EXERCISE: Return all lines from the listing below in which the string "around" occurs.

[Data entries]
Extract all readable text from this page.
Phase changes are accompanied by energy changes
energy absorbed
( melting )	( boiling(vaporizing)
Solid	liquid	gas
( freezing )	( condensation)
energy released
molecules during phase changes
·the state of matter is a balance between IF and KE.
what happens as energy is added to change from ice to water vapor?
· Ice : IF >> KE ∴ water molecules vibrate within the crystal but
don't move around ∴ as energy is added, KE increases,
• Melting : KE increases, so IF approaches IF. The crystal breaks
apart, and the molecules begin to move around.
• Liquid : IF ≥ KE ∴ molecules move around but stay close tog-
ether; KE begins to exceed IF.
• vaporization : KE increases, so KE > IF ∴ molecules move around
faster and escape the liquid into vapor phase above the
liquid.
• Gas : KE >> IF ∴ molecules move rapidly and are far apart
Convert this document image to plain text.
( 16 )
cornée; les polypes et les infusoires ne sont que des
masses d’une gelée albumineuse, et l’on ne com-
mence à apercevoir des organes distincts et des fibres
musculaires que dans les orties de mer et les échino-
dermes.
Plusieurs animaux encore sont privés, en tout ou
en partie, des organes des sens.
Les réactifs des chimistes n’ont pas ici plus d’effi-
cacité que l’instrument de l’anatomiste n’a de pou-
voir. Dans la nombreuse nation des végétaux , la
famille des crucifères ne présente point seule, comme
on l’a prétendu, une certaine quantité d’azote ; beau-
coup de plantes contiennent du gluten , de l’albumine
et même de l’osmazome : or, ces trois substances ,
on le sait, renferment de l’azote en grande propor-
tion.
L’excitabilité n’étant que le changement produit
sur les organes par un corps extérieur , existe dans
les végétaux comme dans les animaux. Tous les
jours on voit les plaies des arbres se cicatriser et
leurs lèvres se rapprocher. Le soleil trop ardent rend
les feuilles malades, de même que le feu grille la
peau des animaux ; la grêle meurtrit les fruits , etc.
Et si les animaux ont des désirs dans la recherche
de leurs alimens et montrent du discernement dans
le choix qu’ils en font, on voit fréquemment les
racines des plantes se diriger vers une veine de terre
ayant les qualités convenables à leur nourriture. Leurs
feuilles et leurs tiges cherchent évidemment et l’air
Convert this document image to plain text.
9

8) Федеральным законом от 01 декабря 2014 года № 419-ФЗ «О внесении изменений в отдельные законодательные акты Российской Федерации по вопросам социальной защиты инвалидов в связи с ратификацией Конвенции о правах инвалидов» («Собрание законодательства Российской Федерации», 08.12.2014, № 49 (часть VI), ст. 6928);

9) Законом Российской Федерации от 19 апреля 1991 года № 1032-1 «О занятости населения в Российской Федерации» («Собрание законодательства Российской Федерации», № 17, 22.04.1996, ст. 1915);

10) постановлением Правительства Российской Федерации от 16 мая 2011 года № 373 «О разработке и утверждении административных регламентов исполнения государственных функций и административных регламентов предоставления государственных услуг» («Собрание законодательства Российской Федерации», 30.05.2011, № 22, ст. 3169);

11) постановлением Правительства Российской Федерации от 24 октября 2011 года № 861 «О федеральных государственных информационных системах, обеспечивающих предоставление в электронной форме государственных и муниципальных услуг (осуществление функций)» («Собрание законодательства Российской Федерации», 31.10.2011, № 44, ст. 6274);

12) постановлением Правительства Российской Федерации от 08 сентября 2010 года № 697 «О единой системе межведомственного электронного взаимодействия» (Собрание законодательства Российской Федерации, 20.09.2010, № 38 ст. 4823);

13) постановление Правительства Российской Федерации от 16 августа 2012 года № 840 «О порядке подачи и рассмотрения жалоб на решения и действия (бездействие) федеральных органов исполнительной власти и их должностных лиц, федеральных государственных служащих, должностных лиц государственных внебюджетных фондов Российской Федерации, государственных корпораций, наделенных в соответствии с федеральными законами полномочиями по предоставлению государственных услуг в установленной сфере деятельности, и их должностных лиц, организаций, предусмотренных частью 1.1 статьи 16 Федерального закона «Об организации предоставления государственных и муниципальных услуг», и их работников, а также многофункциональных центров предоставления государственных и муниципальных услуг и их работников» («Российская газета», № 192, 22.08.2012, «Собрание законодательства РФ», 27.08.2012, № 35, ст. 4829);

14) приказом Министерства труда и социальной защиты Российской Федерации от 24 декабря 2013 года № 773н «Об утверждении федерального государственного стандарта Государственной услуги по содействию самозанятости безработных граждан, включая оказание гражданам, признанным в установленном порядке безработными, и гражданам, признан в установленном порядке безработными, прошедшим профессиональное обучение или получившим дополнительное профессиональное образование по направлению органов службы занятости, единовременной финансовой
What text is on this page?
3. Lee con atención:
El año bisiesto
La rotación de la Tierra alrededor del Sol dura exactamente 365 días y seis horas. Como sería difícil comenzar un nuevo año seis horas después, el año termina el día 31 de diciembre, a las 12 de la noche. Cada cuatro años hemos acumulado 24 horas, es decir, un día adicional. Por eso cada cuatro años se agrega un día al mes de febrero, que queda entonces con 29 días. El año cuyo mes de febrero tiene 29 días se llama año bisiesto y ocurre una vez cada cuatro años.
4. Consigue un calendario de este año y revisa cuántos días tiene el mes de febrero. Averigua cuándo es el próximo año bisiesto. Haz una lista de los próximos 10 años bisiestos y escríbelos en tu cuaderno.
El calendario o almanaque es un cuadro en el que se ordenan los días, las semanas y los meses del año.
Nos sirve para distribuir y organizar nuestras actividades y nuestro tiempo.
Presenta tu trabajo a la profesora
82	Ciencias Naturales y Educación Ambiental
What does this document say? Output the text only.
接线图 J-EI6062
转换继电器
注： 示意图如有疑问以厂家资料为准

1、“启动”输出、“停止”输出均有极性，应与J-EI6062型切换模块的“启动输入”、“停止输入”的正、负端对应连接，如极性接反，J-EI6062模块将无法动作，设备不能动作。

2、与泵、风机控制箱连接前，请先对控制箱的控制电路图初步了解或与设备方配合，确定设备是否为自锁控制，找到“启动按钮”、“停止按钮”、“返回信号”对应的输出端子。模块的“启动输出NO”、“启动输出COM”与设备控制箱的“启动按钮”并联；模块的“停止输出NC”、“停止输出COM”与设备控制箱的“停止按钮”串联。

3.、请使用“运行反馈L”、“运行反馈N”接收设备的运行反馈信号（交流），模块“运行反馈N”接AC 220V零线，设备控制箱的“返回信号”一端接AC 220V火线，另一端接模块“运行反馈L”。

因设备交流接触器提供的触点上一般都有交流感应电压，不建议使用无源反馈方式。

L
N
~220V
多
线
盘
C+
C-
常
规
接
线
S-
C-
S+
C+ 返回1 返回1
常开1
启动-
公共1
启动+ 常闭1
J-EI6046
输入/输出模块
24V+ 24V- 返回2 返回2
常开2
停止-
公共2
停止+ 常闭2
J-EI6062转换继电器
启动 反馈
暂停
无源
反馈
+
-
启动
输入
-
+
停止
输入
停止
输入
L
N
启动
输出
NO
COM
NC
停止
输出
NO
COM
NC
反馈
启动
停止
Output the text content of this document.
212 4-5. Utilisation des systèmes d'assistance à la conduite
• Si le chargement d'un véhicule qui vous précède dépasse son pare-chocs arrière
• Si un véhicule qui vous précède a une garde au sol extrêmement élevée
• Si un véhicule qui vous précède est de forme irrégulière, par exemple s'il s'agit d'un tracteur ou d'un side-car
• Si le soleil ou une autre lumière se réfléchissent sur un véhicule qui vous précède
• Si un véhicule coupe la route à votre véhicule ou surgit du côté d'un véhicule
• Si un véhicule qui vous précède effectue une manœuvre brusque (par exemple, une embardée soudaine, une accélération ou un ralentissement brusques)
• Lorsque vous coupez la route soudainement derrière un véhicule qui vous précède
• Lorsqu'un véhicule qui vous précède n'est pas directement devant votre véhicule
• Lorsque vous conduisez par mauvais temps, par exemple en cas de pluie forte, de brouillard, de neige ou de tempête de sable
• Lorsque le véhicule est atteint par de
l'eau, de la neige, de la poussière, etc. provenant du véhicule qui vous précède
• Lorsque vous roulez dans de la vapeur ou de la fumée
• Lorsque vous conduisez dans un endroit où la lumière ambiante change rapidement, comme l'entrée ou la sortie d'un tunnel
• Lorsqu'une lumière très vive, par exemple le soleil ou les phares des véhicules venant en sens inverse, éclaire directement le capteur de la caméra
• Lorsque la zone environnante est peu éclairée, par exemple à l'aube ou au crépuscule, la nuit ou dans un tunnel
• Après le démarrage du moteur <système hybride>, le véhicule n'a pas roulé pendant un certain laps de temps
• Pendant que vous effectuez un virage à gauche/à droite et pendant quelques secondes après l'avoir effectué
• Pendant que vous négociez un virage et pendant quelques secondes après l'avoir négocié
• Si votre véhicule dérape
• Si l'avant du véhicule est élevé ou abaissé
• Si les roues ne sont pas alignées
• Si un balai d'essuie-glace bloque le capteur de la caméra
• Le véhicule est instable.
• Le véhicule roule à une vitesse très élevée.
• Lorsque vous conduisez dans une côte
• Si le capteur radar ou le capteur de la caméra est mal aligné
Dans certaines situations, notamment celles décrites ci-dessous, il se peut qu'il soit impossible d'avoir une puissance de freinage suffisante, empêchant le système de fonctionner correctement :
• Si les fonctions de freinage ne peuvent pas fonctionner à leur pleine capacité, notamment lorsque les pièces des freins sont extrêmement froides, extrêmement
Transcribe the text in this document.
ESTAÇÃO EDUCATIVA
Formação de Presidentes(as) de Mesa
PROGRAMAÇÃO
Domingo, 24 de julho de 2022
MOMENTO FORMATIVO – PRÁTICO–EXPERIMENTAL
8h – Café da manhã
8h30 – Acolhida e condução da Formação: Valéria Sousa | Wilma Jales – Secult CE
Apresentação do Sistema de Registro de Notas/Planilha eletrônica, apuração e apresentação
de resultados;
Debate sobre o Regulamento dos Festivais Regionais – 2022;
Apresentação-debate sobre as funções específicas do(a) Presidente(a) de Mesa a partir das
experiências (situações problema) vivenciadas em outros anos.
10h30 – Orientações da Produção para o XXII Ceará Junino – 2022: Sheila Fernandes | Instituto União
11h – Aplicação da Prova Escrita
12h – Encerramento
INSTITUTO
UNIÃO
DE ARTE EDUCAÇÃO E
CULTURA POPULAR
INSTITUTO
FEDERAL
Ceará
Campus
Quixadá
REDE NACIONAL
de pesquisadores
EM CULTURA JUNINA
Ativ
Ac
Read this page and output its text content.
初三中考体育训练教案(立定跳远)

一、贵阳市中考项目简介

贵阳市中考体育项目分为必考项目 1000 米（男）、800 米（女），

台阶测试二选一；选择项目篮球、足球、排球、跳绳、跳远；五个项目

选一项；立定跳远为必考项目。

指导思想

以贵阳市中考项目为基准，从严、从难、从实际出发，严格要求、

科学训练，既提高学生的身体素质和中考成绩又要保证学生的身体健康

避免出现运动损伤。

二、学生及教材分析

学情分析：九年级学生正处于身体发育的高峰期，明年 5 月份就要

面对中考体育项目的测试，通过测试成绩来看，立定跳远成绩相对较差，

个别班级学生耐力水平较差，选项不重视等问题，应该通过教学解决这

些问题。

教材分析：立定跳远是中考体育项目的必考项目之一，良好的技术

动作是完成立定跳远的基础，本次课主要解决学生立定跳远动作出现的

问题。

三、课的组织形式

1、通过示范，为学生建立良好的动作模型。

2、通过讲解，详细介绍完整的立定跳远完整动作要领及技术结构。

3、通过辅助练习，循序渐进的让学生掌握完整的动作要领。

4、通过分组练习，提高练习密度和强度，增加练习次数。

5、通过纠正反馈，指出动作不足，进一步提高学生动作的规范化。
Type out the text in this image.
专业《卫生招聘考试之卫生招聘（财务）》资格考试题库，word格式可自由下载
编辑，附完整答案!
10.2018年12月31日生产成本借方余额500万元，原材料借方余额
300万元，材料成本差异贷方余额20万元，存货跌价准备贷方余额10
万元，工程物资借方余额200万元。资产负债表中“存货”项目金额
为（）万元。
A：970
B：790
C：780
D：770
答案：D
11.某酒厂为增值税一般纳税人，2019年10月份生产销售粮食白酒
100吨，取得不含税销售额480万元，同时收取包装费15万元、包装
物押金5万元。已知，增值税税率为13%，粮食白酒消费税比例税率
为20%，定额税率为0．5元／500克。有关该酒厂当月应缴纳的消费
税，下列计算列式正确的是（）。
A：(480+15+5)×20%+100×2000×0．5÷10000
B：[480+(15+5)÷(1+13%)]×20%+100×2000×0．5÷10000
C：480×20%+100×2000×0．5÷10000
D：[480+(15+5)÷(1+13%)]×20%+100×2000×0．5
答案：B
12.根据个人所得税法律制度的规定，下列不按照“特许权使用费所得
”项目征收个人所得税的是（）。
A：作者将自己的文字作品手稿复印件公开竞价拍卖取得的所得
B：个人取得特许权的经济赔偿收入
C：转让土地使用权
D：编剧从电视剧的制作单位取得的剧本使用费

ANSWER TO THIS EXERCISE:
don't move around ∴ as energy is added, KE increases,
apart, and the molecules begin to move around.
• Liquid : IF ≥ KE ∴ molecules move around but stay close tog-
• vaporization : KE increases, so KE > IF ∴ molecules move around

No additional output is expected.